### PASAJE SELECCIONADO
--------------------------------

Nadie nos prepara para las dos tareas más arduas y recurrentes de la existencia: producir dinero y levantar y formar seres humanos. Si bien la necesidad de subsistir nos conduce a buscar el éxito o la estabilidad económica, no todos logramos triunfar, pero de un modo u otro nos la arreglamos, y lo que falte lo padecemos casi siempre en carne propia.
En cambio, ser padres, ser ejemplo, y guía de nuestros niños es algo que siempre nos toma por sorpresa.
Cuando nació mi primer hijo tuve dos impactantes revelaciones: la primera es que si eso era el amor, entonces yo, realmente nunca había amado a nadie… Porque en cuanto vi ese cuerpecito deslizarse desde las entrañas de su madre hasta que me dejaron asirlo, me invadió una explosión de júbilo interior que hasta ese día jamás experimenté. Fue un estallar de toda mi afectividad. Lloré inconteniblemente de alegría por primera vez, y cuando empecé a salir de ese trance de dicha, me di cuenta que estaba de hinojos dándole gracias al universo por el milagro de amor que se había iniciado con experimentar la paternidad por primera vez.

--------------------------------

### INFORMACIÓN PROPORCIONADA
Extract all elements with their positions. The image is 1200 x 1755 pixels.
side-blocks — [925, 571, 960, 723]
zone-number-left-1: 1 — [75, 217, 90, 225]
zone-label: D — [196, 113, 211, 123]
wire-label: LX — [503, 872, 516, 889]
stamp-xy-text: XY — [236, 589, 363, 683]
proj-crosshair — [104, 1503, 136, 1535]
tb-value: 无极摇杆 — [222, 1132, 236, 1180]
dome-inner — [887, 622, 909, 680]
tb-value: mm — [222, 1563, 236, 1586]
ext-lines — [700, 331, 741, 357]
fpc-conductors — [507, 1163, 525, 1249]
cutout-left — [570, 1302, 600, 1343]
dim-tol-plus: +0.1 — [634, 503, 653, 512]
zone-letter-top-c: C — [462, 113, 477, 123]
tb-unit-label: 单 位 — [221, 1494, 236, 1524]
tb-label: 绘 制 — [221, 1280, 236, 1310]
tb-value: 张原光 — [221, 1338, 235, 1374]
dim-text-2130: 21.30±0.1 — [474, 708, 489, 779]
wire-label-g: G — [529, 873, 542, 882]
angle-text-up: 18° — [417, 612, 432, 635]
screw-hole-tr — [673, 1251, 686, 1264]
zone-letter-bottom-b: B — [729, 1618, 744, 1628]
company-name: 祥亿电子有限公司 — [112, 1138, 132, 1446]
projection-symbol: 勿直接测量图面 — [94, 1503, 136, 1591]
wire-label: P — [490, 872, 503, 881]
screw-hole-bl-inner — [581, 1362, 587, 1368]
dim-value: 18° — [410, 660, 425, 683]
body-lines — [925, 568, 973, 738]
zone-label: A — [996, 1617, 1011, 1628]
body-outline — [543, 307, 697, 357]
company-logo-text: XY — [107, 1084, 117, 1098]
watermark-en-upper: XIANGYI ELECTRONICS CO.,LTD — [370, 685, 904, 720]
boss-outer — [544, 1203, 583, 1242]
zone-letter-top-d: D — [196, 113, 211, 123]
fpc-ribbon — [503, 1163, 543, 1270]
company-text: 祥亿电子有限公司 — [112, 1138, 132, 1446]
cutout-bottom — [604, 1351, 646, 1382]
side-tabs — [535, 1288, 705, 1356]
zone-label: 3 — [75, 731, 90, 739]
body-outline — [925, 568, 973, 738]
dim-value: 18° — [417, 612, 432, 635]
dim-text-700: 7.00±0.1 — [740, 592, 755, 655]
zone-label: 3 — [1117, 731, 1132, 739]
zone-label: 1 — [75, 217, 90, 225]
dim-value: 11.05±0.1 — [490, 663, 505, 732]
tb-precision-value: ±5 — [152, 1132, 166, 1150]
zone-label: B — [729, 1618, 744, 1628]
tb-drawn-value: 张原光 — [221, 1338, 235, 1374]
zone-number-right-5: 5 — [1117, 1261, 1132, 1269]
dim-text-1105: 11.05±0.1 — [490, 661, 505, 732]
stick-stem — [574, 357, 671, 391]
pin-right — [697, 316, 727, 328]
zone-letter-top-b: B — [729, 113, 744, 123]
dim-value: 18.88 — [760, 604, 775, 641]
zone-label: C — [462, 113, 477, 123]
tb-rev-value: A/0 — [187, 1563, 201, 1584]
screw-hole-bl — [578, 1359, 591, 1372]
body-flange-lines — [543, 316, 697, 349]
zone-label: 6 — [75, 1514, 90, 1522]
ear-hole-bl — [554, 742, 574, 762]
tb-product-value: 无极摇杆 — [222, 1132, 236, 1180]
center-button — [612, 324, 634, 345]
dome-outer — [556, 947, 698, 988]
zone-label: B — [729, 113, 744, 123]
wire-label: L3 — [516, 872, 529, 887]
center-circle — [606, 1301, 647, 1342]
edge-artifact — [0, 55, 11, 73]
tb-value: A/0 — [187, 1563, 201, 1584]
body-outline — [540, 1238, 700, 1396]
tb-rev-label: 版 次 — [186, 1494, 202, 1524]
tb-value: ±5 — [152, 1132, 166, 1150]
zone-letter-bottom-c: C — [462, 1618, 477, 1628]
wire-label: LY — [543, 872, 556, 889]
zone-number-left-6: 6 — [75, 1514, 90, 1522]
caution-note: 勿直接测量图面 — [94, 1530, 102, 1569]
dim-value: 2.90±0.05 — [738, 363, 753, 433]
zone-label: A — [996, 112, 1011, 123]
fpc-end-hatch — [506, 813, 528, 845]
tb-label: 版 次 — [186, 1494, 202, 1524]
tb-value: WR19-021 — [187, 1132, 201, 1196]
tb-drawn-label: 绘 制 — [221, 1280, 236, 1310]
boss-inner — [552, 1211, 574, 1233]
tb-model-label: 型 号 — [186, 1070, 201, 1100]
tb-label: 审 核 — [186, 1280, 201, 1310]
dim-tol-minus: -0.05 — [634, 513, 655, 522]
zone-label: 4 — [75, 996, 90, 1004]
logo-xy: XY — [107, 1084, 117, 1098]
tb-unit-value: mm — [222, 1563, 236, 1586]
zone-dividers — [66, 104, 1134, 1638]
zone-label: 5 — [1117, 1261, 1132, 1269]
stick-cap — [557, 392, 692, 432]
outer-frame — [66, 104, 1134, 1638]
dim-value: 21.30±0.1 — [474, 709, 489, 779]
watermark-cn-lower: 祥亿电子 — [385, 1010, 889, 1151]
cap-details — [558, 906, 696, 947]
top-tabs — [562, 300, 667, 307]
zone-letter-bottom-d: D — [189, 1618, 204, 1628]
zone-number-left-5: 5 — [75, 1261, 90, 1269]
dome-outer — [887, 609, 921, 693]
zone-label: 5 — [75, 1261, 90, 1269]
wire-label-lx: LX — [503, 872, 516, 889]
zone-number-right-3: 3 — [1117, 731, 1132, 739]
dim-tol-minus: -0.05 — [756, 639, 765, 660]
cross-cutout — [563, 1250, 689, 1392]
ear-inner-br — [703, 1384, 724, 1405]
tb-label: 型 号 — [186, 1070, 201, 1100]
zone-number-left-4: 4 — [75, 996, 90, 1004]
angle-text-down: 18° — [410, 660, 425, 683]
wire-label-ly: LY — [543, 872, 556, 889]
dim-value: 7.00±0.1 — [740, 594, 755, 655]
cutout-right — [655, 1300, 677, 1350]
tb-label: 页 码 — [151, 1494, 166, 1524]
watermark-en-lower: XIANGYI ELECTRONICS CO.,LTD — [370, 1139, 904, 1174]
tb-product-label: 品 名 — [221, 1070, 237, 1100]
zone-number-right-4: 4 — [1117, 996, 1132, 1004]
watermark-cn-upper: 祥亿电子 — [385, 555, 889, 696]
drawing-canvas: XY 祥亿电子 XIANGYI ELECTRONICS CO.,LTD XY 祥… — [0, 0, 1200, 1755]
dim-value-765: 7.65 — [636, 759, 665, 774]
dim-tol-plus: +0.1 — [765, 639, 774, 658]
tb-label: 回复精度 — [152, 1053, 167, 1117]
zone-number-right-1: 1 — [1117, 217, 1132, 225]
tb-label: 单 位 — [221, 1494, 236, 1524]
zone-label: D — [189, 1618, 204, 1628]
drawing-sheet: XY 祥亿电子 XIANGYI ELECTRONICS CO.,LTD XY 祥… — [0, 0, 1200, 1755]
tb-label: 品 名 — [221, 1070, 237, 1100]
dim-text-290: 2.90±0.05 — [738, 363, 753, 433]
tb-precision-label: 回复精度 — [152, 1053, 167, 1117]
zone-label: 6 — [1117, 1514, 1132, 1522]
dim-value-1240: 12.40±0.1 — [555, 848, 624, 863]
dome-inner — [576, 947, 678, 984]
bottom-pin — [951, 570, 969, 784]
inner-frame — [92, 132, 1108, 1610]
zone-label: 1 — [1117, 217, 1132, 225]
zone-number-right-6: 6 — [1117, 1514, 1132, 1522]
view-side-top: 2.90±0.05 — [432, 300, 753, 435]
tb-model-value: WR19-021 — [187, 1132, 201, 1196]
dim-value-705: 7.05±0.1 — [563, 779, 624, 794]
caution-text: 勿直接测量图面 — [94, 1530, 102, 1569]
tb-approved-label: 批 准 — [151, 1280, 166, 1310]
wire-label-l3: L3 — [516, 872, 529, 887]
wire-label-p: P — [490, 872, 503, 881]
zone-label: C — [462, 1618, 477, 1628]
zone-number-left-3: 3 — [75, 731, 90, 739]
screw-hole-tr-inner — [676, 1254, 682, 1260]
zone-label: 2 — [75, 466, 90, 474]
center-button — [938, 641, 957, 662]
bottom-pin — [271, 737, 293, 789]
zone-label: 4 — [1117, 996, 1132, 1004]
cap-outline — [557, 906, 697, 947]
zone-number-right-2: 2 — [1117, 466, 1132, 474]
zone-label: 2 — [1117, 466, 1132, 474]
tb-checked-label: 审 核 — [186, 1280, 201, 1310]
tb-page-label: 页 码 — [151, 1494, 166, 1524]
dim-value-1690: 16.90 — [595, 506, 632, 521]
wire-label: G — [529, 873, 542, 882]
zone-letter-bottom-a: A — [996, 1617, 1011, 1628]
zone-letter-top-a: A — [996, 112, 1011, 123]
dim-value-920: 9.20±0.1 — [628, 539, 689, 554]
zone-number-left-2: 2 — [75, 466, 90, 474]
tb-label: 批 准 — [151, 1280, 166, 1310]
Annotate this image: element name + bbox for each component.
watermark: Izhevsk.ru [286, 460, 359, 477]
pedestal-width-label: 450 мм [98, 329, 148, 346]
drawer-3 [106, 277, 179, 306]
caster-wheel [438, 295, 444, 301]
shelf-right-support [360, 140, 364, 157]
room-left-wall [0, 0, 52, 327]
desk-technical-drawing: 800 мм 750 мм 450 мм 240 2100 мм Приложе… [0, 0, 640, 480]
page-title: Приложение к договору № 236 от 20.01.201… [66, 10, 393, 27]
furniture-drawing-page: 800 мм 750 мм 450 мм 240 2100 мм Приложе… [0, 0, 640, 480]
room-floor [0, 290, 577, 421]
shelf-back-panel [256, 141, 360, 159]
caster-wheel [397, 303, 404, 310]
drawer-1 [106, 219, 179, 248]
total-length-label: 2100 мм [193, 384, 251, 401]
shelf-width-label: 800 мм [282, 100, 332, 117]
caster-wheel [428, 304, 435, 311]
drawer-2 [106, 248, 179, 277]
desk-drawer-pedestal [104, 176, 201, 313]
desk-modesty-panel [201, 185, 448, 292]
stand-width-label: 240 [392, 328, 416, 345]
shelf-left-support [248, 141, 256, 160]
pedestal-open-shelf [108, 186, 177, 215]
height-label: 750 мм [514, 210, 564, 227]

--------------------------------

### TAREA A REALIZAR
Extrae de arriba el texto sobre la paternidad completo, palabra por palabra y sin ningún cambio.

### SOLUCIÓN COMPLETA
Nadie nos prepara para las dos tareas más arduas y recurrentes de la existencia: producir dinero y levantar y formar seres humanos. Si bien la necesidad de subsistir nos conduce a buscar el éxito o la estabilidad económica, no todos logramos triunfar, pero de un modo u otro nos la arreglamos, y lo que falte lo padecemos casi siempre en carne propia.
En cambio, ser padres, ser ejemplo, y guía de nuestros niños es algo que siempre nos toma por sorpresa.
Cuando nació mi primer hijo tuve dos impactantes revelaciones: la primera es que si eso era el amor, entonces yo, realmente nunca había amado a nadie… Porque en cuanto vi ese cuerpecito deslizarse desde las entrañas de su madre hasta que me dejaron asirlo, me invadió una explosión de júbilo interior que hasta ese día jamás experimenté. Fue un estallar de toda mi afectividad. Lloré inconteniblemente de alegría por primera vez, y cuando empecé a salir de ese trance de dicha, me di cuenta que estaba de hinojos dándole gracias al universo por el milagro de amor que se había iniciado con experimentar la paternidad por primera vez.